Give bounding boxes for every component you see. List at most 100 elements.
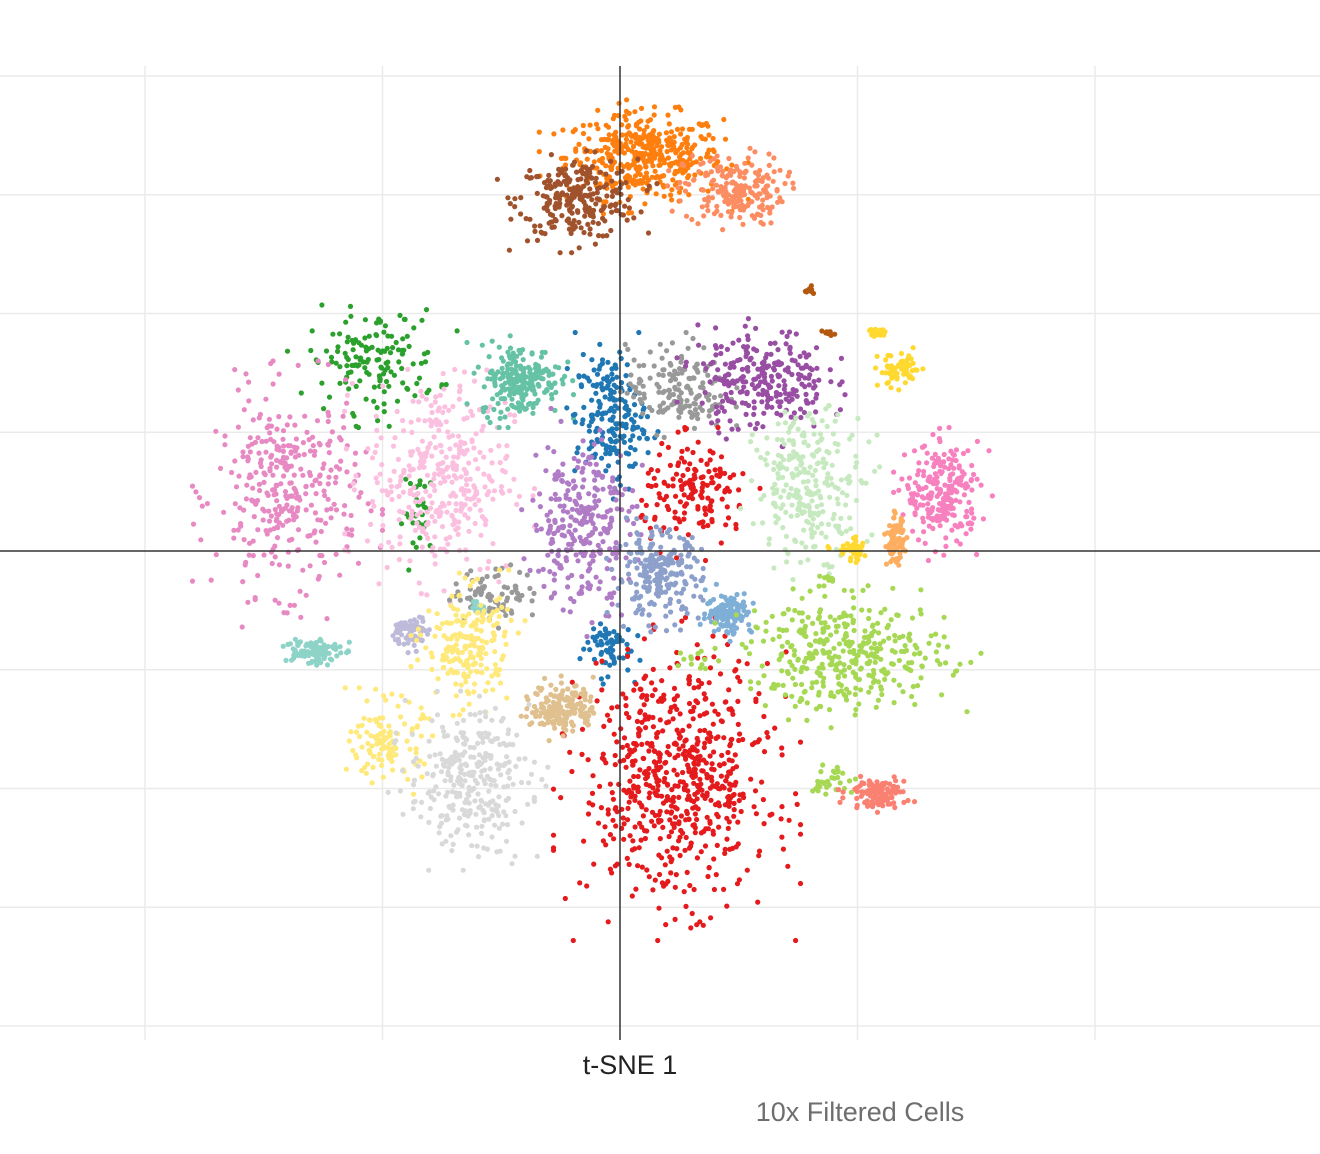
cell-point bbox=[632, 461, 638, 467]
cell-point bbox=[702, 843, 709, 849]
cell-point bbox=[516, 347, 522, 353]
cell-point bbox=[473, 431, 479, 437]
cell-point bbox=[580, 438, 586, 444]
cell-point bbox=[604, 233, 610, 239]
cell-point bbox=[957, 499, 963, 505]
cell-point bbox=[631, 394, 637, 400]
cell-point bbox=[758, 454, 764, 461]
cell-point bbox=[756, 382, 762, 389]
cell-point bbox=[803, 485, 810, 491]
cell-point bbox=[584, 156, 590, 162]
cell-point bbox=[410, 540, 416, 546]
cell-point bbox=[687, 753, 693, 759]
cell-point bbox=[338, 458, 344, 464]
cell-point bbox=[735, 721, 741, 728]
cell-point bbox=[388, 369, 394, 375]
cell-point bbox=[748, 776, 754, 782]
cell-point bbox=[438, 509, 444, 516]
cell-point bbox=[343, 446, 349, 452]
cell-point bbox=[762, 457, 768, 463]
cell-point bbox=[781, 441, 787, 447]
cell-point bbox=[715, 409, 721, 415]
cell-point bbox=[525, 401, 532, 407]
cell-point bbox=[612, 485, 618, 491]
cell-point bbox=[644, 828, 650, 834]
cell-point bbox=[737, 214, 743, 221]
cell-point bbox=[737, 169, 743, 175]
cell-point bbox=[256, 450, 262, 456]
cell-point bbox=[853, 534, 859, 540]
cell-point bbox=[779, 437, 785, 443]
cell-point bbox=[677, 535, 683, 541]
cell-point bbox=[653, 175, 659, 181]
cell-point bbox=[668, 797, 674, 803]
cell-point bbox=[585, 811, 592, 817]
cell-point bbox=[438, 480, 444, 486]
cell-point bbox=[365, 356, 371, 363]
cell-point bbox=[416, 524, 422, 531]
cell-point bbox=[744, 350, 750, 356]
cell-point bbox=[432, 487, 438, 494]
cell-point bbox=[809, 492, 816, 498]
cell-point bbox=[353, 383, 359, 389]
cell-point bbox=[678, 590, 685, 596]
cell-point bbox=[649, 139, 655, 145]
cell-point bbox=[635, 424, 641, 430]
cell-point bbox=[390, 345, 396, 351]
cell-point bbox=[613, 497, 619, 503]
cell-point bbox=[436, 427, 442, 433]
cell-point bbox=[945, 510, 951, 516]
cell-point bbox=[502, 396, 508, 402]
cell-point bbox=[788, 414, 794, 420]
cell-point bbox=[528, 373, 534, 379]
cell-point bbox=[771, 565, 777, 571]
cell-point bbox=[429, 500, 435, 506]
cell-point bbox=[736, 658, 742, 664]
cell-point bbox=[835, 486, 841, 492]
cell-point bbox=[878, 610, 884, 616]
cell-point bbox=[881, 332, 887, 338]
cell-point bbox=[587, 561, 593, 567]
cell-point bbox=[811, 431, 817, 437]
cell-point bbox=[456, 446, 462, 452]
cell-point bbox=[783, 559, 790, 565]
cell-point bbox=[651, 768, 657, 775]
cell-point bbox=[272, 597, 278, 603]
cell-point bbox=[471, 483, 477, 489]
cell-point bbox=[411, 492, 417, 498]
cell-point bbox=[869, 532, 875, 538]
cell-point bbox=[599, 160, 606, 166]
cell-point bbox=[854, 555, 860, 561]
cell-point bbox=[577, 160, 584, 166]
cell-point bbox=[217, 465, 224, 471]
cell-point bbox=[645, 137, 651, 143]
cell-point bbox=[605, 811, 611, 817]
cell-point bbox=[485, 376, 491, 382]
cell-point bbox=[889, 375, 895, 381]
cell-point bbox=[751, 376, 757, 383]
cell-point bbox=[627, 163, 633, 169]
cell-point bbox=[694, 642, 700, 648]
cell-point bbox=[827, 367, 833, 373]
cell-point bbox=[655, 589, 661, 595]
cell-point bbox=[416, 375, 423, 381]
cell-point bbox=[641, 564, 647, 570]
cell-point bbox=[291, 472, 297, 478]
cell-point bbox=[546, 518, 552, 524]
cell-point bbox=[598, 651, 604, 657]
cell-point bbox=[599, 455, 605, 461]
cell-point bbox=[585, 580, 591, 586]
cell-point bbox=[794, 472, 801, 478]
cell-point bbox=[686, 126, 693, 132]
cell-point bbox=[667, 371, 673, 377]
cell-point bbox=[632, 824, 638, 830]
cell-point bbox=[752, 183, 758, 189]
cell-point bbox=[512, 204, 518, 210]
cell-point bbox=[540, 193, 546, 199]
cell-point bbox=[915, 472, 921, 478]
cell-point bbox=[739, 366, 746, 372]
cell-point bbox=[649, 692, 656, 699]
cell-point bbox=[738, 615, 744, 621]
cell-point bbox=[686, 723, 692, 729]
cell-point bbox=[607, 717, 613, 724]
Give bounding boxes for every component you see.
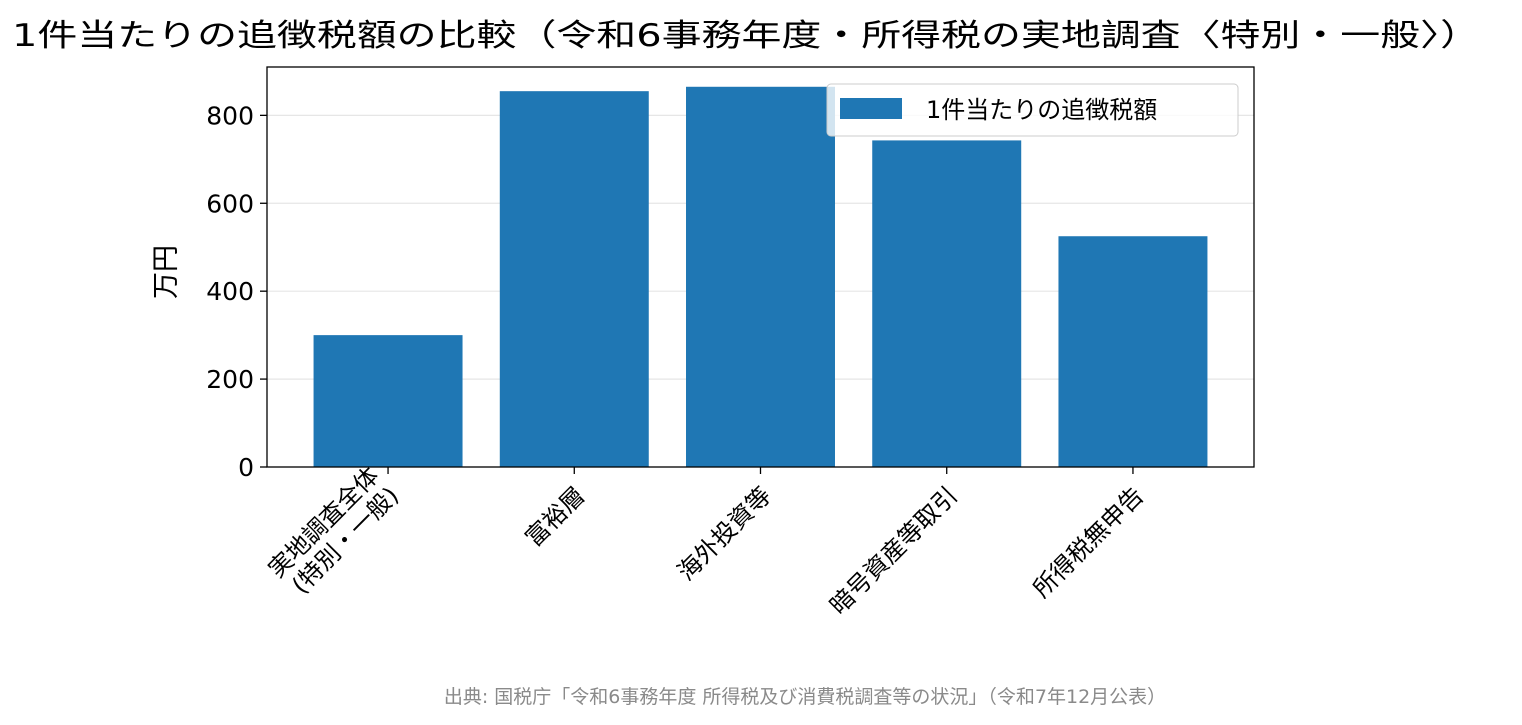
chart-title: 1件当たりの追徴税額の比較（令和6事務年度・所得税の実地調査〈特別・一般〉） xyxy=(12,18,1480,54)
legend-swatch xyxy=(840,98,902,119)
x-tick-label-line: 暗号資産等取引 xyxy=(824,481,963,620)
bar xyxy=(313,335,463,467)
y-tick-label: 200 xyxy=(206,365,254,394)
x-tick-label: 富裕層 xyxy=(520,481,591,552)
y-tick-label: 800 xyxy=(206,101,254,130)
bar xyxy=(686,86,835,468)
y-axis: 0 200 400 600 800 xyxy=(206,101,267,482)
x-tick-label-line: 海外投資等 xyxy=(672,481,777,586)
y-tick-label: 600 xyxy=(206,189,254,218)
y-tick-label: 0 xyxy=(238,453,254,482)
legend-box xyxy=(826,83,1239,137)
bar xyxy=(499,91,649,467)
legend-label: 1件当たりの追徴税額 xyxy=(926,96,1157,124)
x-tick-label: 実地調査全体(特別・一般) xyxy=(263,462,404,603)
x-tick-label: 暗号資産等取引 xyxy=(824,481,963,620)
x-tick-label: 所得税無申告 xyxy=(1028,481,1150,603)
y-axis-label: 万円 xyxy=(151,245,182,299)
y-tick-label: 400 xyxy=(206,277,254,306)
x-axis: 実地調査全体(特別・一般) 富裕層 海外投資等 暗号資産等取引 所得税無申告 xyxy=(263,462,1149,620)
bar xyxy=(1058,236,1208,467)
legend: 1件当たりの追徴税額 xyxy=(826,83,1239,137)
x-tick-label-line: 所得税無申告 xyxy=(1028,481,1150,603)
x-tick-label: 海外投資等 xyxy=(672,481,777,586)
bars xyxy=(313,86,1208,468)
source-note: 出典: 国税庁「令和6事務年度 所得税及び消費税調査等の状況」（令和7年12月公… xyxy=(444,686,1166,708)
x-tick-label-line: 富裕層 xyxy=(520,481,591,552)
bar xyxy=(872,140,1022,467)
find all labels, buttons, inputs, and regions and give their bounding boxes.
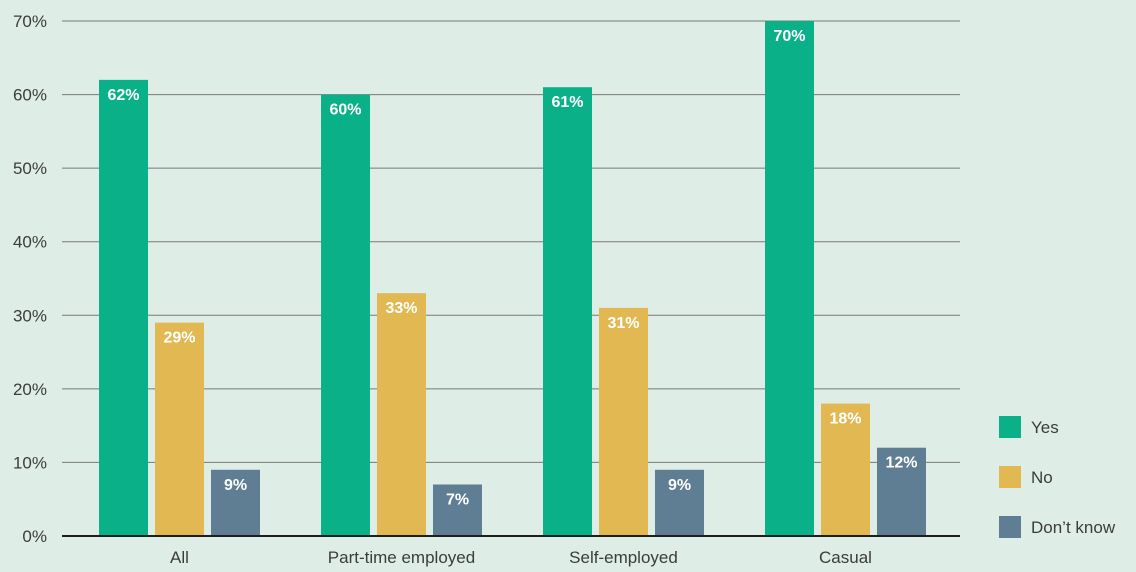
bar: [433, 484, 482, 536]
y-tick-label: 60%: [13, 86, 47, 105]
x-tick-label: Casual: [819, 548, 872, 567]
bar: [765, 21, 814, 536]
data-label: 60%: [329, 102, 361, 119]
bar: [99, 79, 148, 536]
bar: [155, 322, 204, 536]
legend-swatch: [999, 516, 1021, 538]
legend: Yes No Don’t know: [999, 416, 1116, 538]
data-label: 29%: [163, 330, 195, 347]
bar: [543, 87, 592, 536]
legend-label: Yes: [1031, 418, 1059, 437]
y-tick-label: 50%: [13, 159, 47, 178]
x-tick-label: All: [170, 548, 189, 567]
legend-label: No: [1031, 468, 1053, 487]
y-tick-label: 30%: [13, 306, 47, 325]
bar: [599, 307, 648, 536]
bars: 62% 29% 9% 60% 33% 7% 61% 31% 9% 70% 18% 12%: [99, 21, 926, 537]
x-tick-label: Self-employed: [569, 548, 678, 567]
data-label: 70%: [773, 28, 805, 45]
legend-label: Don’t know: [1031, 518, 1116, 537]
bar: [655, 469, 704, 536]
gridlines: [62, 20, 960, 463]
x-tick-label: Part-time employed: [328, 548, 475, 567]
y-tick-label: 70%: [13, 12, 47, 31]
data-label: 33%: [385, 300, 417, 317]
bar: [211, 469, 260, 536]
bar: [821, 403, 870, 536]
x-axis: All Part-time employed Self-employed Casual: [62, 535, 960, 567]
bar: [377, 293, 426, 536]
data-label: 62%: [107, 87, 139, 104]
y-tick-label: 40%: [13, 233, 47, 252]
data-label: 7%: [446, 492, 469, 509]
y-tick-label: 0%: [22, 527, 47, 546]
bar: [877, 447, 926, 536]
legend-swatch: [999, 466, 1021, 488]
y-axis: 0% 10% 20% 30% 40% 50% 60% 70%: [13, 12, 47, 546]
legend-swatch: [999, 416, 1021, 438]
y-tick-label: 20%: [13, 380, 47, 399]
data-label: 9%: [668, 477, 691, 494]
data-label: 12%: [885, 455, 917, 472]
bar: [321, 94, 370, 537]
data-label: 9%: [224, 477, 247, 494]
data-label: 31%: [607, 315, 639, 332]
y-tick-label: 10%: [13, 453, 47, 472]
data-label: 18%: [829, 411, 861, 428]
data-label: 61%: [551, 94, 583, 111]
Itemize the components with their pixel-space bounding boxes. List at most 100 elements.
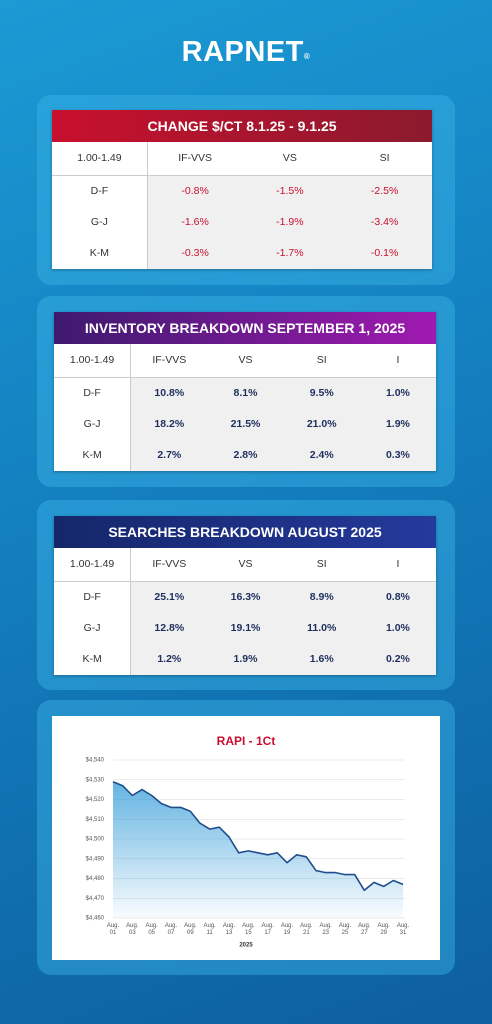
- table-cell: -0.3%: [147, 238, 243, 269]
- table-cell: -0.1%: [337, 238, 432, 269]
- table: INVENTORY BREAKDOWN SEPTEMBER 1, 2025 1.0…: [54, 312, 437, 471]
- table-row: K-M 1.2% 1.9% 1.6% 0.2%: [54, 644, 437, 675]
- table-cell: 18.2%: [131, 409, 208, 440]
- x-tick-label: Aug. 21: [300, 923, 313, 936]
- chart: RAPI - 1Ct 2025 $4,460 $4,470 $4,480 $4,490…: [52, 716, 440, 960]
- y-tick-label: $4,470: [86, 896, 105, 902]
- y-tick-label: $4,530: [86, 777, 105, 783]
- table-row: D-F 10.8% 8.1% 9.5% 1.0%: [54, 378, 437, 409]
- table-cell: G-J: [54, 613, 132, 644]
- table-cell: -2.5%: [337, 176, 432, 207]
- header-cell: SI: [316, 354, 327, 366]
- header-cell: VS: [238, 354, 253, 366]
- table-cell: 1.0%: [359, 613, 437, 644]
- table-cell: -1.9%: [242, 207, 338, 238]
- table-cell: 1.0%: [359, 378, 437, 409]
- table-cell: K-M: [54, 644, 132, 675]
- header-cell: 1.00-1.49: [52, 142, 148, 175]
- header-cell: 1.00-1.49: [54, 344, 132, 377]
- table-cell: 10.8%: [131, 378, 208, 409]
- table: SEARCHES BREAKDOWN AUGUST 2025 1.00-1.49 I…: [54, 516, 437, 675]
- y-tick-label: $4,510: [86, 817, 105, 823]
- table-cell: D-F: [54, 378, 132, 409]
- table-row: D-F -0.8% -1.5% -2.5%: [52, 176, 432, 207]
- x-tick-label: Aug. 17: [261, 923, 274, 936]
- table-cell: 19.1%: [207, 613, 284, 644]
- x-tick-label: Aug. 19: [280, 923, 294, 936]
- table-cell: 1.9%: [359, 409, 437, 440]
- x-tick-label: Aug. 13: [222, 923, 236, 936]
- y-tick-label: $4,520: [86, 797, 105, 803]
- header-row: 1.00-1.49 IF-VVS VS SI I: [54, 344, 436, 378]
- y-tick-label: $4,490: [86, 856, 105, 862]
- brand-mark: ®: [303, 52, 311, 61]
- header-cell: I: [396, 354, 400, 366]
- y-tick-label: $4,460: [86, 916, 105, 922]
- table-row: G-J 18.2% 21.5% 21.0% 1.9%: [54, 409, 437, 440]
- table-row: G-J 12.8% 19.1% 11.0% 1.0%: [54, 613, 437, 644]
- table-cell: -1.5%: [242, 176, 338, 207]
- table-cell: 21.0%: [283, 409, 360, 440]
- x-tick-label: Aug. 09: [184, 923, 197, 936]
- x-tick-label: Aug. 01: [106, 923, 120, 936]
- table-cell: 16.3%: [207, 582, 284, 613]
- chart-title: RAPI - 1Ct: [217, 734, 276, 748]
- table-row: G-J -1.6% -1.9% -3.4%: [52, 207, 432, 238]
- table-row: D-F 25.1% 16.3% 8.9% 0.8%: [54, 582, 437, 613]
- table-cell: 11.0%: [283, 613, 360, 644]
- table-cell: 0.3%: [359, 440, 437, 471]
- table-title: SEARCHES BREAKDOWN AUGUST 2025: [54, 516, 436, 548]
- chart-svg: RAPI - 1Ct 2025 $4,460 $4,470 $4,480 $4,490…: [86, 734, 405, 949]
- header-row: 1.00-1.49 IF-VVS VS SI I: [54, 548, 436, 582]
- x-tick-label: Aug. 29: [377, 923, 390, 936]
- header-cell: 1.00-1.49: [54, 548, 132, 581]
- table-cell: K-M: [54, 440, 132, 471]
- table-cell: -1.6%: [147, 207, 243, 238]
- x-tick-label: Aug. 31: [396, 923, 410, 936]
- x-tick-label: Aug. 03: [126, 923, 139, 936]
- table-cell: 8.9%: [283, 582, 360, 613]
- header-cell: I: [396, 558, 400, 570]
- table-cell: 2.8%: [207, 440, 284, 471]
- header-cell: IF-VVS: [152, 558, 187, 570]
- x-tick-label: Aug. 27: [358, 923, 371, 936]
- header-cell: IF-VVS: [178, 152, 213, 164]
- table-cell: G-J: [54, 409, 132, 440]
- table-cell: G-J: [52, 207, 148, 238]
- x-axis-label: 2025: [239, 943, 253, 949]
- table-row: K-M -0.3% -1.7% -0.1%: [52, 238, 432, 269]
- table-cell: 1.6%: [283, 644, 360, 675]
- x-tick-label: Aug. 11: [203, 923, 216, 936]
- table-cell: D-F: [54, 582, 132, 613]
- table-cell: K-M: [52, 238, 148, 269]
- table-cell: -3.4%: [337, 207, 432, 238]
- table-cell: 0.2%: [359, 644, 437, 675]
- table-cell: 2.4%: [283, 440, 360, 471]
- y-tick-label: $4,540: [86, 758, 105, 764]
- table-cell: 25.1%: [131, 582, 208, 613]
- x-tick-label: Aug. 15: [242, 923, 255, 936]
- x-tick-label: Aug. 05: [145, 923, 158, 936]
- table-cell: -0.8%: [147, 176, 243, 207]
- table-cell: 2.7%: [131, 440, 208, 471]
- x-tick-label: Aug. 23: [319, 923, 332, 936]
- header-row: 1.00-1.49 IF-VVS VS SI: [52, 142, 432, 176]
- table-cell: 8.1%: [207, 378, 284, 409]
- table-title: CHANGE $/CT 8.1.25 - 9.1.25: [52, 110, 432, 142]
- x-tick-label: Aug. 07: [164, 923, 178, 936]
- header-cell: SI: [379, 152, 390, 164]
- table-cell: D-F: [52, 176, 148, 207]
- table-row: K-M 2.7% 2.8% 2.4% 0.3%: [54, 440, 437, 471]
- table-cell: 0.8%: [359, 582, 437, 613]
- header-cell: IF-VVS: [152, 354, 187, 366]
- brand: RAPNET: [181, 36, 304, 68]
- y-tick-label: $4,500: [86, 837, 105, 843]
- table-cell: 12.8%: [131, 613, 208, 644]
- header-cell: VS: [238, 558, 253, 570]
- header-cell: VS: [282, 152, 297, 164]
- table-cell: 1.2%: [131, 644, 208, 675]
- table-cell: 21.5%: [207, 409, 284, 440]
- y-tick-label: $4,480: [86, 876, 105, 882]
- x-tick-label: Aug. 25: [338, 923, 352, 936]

+ + + + +

● **Direction**
Pick out each line above that contains the word "List" and copy it in full. Only matches with the same capitalization count.

● **The reply**
Give bounding boxes for every component you see. List at most 100 elements.
Itemize the components with their pixel-space bounding boxes. List at most 100 elements.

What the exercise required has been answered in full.